== Written exercise ==
Take each line containing "third" and report it exactly as written.

== Data supplied ==
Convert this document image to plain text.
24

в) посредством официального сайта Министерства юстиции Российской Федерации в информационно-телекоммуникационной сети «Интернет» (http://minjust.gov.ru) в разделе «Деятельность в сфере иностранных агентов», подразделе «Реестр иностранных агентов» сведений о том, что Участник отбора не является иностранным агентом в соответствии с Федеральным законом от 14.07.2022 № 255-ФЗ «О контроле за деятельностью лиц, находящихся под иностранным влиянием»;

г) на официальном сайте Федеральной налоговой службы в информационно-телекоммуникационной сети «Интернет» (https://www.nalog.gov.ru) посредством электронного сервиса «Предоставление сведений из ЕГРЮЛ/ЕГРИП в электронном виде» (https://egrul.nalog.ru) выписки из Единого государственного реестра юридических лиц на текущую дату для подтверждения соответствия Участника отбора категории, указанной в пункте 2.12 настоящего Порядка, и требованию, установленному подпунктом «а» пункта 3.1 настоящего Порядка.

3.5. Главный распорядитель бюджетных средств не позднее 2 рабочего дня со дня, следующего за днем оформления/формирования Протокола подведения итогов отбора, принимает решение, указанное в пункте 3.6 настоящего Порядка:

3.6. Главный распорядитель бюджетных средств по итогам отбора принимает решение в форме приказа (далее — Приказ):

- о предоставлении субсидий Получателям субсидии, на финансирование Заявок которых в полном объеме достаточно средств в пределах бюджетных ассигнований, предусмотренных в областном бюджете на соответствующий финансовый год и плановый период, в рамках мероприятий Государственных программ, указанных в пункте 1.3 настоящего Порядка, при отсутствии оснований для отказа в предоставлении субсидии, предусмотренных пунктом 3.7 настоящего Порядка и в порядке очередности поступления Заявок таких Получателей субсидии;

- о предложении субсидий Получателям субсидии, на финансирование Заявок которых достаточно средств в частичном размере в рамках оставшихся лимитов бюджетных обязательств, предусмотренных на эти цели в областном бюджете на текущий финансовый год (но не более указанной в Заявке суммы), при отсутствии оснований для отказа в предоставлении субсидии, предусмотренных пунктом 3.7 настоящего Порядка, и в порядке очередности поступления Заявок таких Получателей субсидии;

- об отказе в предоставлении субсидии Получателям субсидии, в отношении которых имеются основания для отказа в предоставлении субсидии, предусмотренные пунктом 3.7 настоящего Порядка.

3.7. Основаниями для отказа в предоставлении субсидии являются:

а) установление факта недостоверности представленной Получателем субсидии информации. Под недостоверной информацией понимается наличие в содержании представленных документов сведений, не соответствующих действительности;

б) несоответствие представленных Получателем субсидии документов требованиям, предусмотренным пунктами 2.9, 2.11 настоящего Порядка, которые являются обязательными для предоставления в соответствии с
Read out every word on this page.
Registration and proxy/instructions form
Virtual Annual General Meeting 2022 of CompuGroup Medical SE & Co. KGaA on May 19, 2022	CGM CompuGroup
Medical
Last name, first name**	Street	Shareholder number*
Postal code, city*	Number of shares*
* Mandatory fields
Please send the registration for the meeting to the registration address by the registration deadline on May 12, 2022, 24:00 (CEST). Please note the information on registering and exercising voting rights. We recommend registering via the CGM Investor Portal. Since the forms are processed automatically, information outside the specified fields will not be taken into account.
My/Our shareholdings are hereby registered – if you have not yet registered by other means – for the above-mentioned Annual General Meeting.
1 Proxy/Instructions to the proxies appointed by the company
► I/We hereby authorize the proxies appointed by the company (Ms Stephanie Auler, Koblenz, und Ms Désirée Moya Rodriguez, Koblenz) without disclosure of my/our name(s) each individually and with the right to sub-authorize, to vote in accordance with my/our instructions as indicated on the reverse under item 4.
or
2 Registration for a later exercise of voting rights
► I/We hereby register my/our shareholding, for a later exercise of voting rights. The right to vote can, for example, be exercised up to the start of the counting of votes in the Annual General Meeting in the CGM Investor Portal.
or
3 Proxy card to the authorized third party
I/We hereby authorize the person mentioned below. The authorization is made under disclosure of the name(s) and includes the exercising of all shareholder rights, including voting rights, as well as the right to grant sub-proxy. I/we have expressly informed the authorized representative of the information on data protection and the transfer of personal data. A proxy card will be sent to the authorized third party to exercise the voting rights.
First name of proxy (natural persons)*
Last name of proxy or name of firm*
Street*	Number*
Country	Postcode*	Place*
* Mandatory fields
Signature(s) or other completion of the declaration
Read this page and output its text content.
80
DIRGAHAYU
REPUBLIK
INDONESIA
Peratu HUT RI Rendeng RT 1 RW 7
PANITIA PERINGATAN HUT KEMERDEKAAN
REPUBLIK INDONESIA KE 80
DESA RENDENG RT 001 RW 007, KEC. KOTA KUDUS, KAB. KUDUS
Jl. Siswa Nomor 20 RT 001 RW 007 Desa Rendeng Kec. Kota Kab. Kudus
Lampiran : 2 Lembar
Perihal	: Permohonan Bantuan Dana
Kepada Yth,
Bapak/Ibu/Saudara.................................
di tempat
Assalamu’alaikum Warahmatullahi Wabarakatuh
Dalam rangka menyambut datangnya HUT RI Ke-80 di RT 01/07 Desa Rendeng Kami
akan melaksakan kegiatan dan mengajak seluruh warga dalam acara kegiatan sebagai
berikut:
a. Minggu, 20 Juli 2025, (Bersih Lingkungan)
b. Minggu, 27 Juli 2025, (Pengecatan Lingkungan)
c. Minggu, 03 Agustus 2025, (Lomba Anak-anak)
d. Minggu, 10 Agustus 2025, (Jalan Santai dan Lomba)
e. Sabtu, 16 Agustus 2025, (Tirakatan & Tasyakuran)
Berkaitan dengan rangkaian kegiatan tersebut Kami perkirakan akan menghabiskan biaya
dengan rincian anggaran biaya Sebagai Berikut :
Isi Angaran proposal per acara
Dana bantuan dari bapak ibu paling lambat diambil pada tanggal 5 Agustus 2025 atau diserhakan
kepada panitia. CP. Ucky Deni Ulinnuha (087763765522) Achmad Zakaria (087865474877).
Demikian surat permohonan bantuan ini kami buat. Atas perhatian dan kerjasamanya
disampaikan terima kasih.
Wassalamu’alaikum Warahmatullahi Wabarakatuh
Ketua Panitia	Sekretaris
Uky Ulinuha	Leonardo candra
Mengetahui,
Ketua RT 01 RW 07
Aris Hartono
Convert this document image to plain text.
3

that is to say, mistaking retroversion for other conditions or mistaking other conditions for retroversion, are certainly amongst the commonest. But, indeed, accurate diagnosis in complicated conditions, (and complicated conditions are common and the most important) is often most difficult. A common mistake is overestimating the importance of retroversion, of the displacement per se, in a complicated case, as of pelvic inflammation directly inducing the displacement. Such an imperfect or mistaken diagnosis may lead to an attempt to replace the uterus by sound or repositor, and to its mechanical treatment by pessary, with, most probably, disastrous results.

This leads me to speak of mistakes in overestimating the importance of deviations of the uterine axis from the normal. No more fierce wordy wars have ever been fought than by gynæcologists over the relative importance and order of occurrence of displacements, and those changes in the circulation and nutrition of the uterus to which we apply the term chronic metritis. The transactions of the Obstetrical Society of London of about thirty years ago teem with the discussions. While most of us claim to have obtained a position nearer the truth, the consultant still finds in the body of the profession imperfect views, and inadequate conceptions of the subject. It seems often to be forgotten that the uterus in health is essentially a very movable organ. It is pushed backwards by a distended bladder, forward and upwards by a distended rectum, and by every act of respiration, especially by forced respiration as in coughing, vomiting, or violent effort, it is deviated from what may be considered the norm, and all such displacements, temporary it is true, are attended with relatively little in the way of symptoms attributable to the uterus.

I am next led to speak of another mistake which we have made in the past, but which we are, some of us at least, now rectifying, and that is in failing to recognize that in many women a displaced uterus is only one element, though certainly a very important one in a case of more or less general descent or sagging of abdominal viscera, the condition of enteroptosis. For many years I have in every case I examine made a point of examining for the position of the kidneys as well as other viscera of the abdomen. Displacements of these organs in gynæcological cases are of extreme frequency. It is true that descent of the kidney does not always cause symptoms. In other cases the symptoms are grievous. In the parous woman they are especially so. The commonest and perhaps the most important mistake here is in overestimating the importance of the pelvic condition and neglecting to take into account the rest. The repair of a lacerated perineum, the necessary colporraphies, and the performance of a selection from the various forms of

== Result for this exercise ==
3 Proxy card to the authorized third party
I/We hereby authorize the person mentioned below. The authorization is made under disclosure of the name(s) and includes the exercising of all shareholder rights, including voting rights, as well as the right to grant sub-proxy. I/we have expressly informed the authorized representative of the information on data protection and the transfer of personal data. A proxy card will be sent to the authorized third party to exercise the voting rights.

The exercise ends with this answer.